TASK TO CARRY OUT
Lines containing the string "connection" are to be counted; report only how many there are.

****

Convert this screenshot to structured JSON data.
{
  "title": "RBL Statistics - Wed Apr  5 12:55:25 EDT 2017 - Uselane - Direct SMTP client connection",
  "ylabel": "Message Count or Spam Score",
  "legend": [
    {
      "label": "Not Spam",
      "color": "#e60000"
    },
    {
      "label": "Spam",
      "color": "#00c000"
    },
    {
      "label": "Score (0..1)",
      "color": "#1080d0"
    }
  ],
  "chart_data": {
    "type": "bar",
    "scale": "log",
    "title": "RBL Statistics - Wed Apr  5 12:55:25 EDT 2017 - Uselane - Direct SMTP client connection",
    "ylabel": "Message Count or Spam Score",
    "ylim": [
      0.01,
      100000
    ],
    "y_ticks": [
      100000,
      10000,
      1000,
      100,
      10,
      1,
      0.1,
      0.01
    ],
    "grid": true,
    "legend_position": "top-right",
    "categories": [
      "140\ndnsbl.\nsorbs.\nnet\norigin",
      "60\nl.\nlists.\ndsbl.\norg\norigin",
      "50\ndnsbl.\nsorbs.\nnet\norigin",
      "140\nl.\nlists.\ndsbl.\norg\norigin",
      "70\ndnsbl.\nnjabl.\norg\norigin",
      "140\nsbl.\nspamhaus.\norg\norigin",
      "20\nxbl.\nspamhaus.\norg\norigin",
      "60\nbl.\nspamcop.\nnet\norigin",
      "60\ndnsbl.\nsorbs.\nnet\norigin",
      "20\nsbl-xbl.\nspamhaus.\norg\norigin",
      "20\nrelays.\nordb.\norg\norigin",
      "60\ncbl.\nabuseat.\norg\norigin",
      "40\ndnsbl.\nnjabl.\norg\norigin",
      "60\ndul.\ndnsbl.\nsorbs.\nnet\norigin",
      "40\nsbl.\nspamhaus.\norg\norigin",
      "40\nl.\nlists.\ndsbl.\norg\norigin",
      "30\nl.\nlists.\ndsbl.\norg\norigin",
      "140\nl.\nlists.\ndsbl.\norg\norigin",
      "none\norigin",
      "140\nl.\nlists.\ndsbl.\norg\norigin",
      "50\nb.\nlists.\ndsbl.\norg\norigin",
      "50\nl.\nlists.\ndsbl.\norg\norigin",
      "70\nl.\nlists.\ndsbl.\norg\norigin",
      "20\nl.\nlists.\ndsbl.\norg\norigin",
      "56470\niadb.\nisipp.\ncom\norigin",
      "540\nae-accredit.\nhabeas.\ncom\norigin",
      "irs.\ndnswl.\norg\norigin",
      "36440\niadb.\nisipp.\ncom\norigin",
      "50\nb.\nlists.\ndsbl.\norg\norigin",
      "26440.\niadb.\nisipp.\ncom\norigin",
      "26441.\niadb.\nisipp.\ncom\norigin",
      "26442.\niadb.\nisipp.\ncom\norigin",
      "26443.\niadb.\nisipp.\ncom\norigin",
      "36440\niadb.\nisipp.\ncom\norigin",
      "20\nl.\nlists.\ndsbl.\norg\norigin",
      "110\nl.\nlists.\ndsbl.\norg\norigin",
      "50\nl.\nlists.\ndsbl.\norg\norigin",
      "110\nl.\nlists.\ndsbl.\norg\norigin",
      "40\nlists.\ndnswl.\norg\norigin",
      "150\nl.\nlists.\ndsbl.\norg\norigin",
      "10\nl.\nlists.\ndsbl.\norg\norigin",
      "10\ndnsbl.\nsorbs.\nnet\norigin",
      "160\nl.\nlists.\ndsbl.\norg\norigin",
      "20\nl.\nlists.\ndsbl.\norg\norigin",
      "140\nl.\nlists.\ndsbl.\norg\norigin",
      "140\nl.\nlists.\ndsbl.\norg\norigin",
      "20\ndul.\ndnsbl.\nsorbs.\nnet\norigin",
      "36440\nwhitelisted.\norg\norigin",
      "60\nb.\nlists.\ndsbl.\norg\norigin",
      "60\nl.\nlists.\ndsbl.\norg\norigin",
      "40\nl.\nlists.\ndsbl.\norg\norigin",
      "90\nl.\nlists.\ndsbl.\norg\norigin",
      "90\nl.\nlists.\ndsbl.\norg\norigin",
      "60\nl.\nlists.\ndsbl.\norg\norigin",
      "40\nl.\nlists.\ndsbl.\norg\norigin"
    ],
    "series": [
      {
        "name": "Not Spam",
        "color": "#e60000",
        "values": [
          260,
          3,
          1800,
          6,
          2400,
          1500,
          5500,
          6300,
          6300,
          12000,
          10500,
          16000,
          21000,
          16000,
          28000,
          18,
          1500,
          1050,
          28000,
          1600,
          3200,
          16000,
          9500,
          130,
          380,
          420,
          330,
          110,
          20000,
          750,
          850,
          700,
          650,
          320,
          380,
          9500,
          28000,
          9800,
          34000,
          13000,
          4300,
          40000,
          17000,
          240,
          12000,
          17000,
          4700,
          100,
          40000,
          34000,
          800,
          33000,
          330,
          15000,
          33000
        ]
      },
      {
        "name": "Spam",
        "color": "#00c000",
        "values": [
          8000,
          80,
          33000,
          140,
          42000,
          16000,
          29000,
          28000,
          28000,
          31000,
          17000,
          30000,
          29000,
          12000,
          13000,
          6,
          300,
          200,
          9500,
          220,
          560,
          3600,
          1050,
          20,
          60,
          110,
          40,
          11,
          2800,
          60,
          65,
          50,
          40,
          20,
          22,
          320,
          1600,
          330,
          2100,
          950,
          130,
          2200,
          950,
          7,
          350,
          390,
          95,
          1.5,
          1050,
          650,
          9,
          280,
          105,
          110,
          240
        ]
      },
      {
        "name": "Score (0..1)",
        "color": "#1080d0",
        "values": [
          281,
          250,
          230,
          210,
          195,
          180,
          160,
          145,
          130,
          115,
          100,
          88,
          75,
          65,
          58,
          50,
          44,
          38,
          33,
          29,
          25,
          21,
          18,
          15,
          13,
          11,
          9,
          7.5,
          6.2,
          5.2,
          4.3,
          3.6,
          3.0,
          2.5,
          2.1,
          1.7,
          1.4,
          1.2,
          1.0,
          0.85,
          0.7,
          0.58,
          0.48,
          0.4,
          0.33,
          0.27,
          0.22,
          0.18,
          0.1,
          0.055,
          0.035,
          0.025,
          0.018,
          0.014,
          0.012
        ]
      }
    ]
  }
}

****

EXERCISE OUTPUT
2